━━━━━ Dataset entries
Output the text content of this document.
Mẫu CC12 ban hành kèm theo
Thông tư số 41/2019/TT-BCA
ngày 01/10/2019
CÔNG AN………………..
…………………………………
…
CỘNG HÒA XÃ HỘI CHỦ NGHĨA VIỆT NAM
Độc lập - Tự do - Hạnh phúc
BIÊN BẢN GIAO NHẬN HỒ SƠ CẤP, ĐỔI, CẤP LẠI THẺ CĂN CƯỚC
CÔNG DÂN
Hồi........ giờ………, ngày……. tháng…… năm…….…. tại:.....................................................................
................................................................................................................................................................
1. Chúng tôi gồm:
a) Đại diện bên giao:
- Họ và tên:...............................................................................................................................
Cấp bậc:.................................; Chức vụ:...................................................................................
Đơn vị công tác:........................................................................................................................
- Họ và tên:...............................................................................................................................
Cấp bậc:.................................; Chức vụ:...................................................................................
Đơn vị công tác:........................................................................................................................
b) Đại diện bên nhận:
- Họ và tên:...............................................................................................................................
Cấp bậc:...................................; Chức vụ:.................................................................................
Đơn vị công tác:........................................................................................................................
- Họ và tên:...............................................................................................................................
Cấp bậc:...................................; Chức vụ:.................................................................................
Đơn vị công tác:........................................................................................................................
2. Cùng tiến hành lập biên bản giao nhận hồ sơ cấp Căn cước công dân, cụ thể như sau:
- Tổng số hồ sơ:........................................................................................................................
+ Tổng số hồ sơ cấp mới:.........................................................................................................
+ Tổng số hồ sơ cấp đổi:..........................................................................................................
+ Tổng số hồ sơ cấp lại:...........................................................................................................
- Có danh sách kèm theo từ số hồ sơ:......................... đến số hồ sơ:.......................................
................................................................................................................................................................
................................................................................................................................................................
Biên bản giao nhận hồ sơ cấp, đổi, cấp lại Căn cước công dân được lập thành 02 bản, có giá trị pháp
━━━━━━━━━━
## Problem requirements
Read the entries and pick out all lines that include the word "theo".

## Final answer
Mẫu CC12 ban hành kèm theo
- Có danh sách kèm theo từ số hồ sơ:......................... đến số hồ sơ:.......................................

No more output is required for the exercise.